_Data section_:
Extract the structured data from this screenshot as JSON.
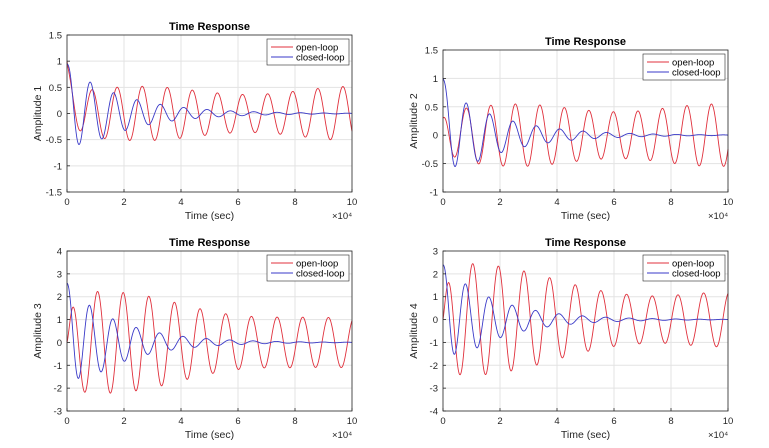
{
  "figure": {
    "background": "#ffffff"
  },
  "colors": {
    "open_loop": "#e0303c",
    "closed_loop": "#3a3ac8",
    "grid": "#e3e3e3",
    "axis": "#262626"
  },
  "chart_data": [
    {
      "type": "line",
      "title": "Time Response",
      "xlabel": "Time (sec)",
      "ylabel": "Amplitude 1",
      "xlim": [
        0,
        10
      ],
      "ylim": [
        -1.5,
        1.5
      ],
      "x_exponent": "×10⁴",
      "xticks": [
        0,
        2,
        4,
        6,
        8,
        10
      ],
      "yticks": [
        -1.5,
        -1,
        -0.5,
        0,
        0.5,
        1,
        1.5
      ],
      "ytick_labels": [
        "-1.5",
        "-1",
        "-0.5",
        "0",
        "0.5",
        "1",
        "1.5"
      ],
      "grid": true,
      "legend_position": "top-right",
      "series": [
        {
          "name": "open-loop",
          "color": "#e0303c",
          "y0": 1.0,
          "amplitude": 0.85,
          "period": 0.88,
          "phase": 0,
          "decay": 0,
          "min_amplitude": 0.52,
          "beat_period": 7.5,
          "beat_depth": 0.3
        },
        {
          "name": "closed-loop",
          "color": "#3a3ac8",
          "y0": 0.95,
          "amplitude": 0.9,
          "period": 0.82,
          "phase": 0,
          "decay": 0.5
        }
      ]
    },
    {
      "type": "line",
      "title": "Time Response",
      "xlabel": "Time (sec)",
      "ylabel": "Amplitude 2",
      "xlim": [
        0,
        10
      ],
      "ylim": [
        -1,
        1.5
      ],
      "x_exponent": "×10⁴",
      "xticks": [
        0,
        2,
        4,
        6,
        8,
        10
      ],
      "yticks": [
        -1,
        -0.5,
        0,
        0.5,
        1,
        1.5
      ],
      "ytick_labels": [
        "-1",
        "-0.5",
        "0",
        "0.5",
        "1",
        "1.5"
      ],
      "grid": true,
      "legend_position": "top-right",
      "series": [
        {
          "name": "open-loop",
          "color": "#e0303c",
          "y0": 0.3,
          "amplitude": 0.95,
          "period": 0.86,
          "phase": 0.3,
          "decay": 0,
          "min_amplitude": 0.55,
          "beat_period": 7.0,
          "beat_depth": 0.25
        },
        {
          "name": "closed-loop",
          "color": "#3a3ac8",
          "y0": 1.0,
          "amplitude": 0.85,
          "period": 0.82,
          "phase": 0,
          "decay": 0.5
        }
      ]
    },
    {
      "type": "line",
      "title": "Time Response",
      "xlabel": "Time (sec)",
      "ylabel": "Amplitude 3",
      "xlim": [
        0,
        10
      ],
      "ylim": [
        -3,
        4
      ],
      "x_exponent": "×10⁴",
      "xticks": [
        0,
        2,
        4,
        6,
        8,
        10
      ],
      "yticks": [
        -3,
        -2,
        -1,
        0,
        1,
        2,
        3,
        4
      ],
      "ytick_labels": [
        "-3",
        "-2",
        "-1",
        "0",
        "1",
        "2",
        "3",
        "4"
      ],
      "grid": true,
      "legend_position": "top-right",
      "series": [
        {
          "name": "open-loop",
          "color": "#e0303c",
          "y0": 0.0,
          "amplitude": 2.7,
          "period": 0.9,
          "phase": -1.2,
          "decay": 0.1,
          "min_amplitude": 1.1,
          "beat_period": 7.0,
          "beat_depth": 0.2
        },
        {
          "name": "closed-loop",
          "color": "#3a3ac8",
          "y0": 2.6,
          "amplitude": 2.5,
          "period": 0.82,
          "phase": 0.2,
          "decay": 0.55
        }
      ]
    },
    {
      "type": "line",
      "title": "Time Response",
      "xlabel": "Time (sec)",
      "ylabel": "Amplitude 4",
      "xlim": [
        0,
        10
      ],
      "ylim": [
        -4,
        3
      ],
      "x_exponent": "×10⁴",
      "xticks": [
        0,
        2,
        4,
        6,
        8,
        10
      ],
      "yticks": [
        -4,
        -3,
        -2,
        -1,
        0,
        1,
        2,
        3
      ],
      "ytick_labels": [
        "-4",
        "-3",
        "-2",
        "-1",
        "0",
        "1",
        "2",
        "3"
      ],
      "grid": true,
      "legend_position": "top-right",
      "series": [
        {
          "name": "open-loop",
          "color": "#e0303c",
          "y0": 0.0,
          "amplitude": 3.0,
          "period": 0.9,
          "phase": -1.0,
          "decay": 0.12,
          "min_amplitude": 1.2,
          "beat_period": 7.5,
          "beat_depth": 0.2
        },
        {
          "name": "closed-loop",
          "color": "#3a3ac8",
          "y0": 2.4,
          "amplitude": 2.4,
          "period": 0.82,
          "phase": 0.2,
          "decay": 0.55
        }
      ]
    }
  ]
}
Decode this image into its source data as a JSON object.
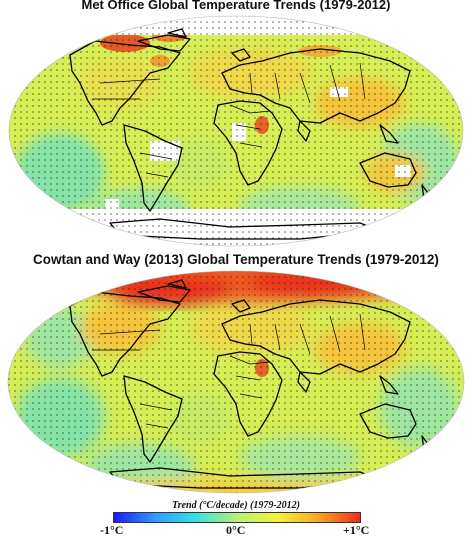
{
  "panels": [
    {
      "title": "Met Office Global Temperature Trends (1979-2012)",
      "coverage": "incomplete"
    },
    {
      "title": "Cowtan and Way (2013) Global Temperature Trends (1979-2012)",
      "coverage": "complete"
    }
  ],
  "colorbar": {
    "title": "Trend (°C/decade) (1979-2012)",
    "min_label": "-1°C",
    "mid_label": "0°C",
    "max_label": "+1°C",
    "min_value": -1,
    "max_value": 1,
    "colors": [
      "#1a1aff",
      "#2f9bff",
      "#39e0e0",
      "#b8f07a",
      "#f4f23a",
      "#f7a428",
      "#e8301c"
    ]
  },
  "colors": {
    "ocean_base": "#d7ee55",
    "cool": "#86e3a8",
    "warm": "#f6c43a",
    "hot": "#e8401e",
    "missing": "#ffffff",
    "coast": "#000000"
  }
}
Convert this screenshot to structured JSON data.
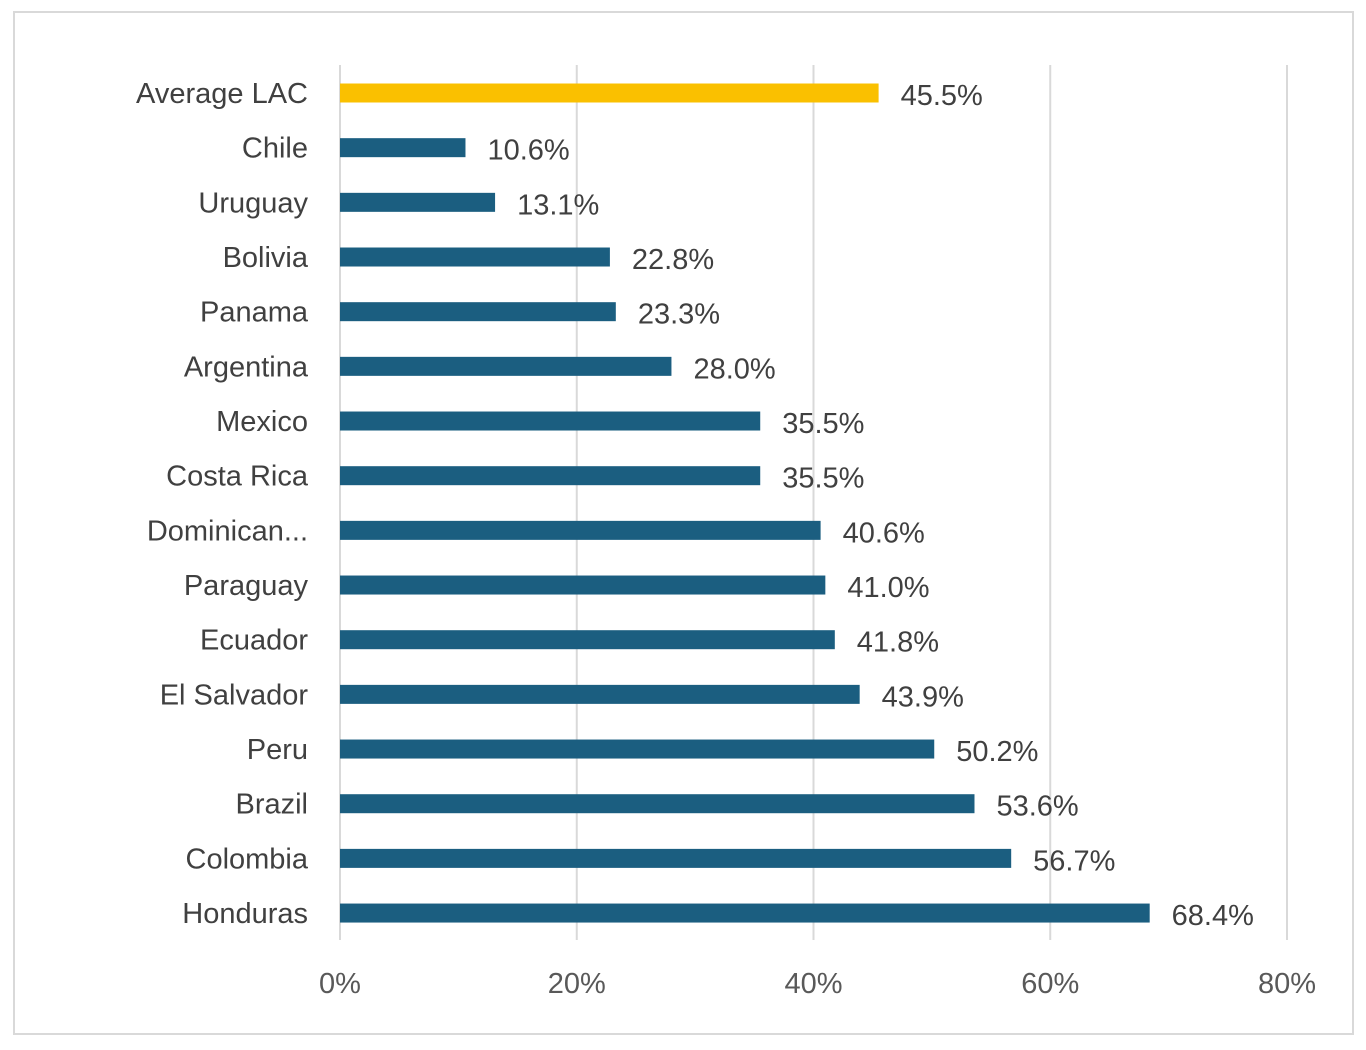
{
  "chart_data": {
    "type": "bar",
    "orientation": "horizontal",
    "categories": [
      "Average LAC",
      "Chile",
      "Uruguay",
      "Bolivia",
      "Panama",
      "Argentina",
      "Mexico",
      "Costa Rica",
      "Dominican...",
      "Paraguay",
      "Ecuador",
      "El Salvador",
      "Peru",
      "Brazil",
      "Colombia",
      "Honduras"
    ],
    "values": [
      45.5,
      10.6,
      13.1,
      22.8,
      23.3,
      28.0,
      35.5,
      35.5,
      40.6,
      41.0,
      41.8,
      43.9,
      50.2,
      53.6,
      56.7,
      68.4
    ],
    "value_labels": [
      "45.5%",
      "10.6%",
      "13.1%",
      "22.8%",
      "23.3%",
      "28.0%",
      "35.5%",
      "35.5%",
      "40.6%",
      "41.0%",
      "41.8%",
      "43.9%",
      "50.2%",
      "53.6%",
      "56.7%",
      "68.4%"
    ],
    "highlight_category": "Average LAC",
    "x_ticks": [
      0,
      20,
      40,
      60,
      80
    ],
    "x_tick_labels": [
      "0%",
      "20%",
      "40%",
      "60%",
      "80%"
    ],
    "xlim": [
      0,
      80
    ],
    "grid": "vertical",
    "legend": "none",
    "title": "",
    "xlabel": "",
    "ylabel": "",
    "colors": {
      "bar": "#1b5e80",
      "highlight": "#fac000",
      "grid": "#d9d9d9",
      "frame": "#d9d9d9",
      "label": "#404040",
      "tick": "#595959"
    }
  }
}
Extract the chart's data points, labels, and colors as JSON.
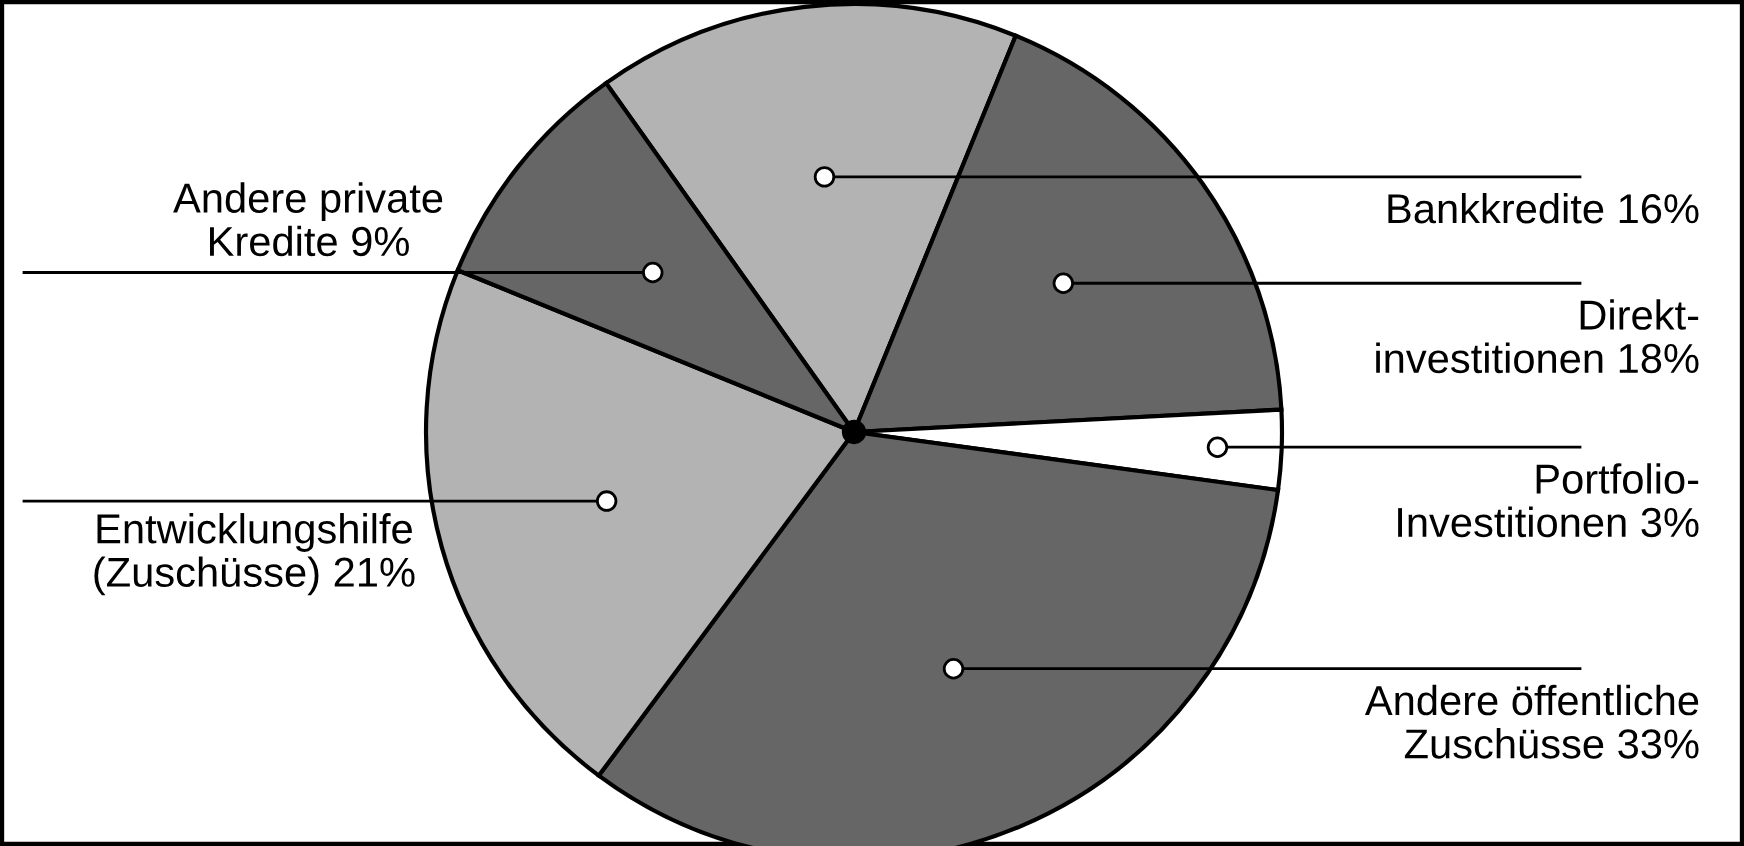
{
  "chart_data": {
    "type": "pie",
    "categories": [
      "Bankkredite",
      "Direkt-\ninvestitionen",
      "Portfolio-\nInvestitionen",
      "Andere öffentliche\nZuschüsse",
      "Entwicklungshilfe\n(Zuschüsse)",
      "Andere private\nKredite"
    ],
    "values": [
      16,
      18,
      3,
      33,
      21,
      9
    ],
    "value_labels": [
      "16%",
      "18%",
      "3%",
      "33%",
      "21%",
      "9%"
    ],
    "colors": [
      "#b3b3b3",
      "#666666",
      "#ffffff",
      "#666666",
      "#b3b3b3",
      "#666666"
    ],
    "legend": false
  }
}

_Goal_: Reproduce the lines above, exactly and exclusively, from the line containing "Extract the chart's" down to the last line, both included; pictures are not part of the copy.

_Problem solution_:
Extract the chart's data points, labels, and colors as JSON.
{
  "chart_data": {
    "type": "pie",
    "categories": [
      "Bankkredite",
      "Direkt-\ninvestitionen",
      "Portfolio-\nInvestitionen",
      "Andere öffentliche\nZuschüsse",
      "Entwicklungshilfe\n(Zuschüsse)",
      "Andere private\nKredite"
    ],
    "values": [
      16,
      18,
      3,
      33,
      21,
      9
    ],
    "value_labels": [
      "16%",
      "18%",
      "3%",
      "33%",
      "21%",
      "9%"
    ],
    "colors": [
      "#b3b3b3",
      "#666666",
      "#ffffff",
      "#666666",
      "#b3b3b3",
      "#666666"
    ],
    "legend": false
  }
}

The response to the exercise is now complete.